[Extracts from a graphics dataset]
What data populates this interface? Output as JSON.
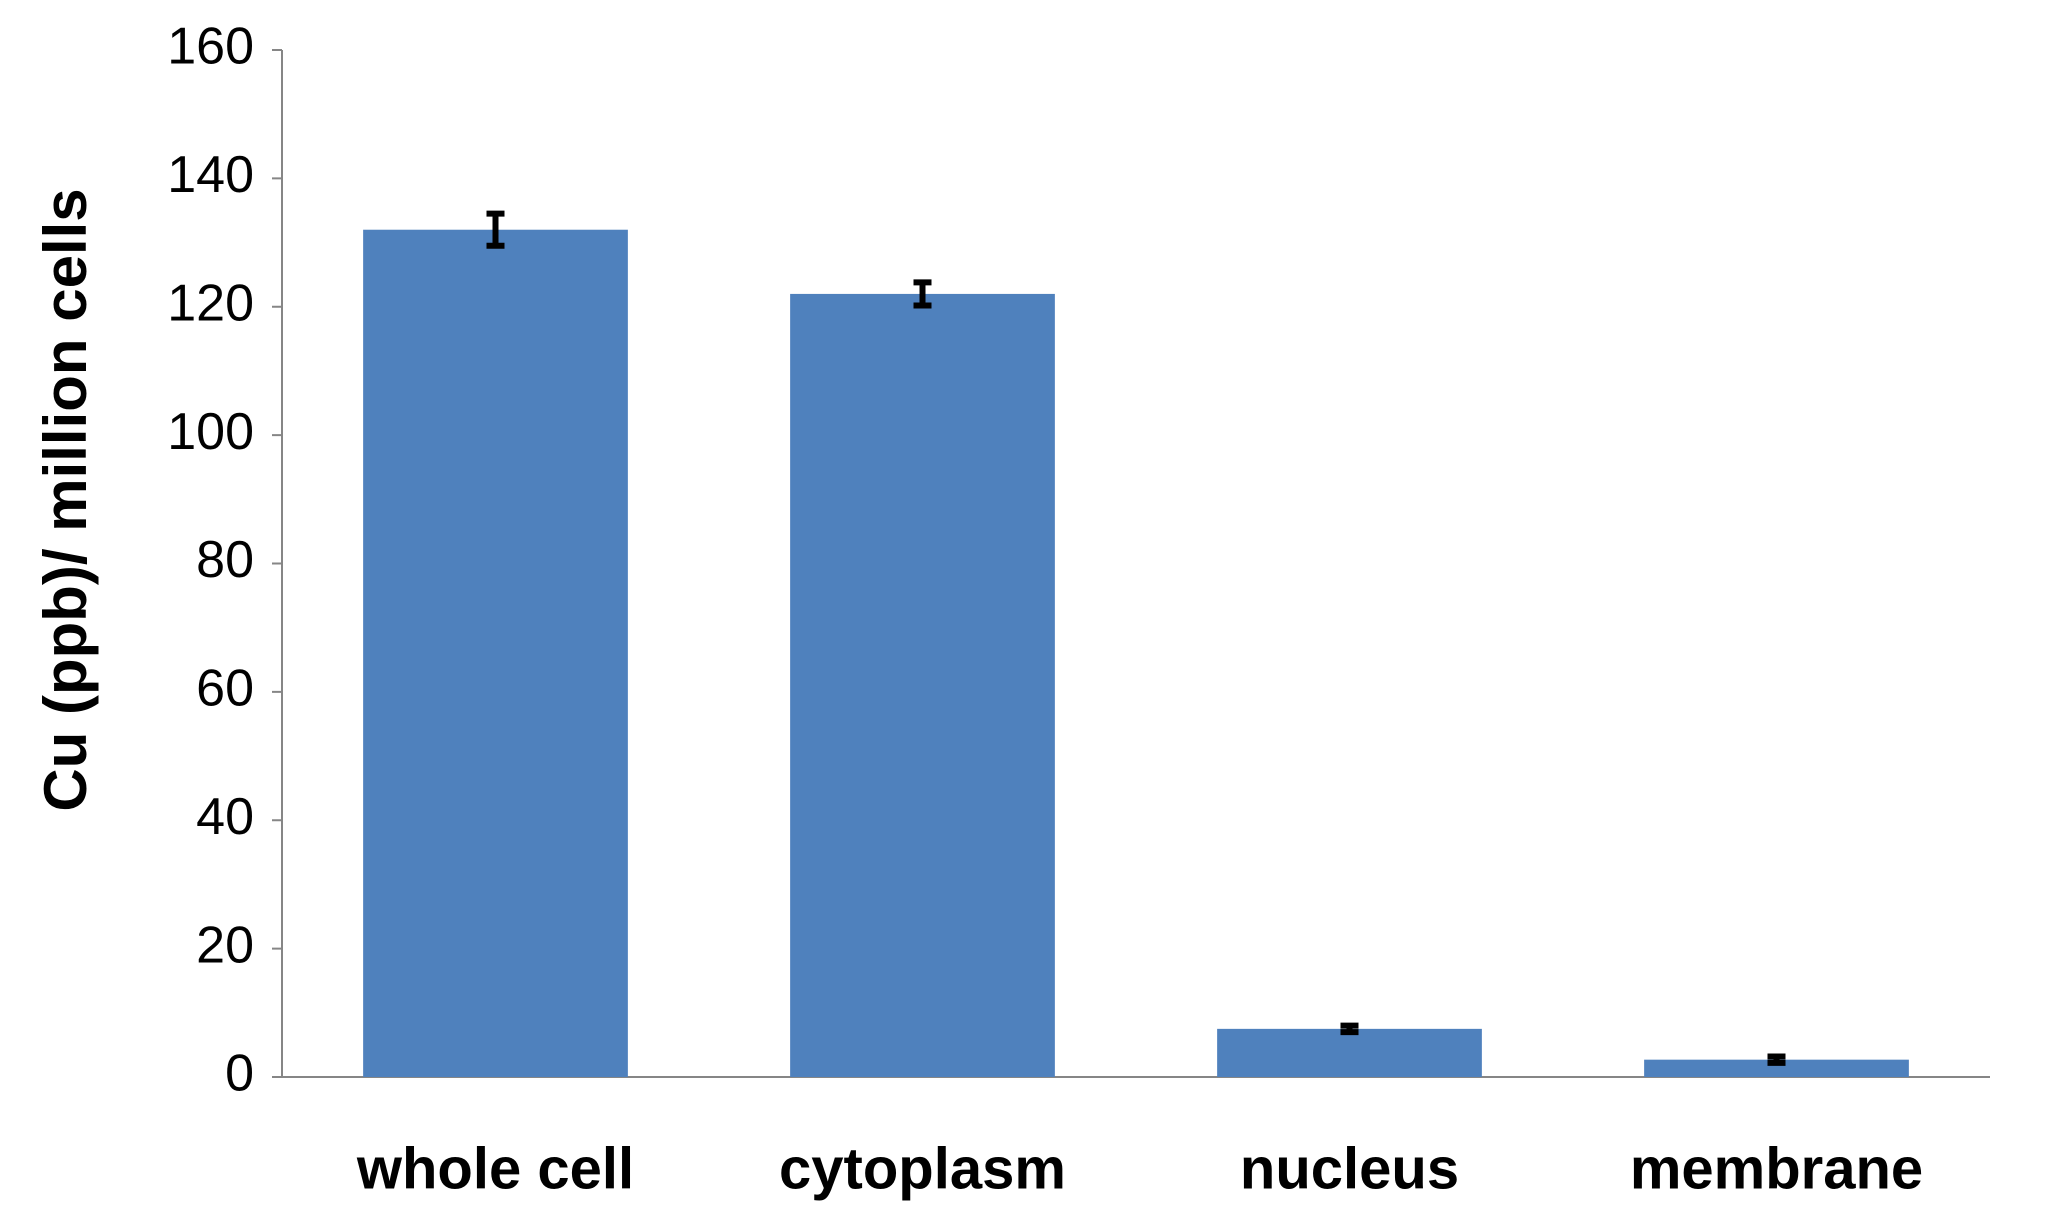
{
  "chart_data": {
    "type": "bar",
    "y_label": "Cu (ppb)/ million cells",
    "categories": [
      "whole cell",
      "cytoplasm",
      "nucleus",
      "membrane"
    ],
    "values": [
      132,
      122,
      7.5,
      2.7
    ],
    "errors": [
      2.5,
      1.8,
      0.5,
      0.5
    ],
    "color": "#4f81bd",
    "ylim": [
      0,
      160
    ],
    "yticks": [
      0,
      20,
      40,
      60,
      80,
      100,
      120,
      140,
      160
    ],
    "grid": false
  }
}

▸ What is needed:
The job here is to write out the records exactly, pictures excluded.

▸ Answer section:
What data populates this interface? Output as JSON.
{
  "chart_data": {
    "type": "bar",
    "y_label": "Cu (ppb)/ million cells",
    "categories": [
      "whole cell",
      "cytoplasm",
      "nucleus",
      "membrane"
    ],
    "values": [
      132,
      122,
      7.5,
      2.7
    ],
    "errors": [
      2.5,
      1.8,
      0.5,
      0.5
    ],
    "color": "#4f81bd",
    "ylim": [
      0,
      160
    ],
    "yticks": [
      0,
      20,
      40,
      60,
      80,
      100,
      120,
      140,
      160
    ],
    "grid": false
  }
}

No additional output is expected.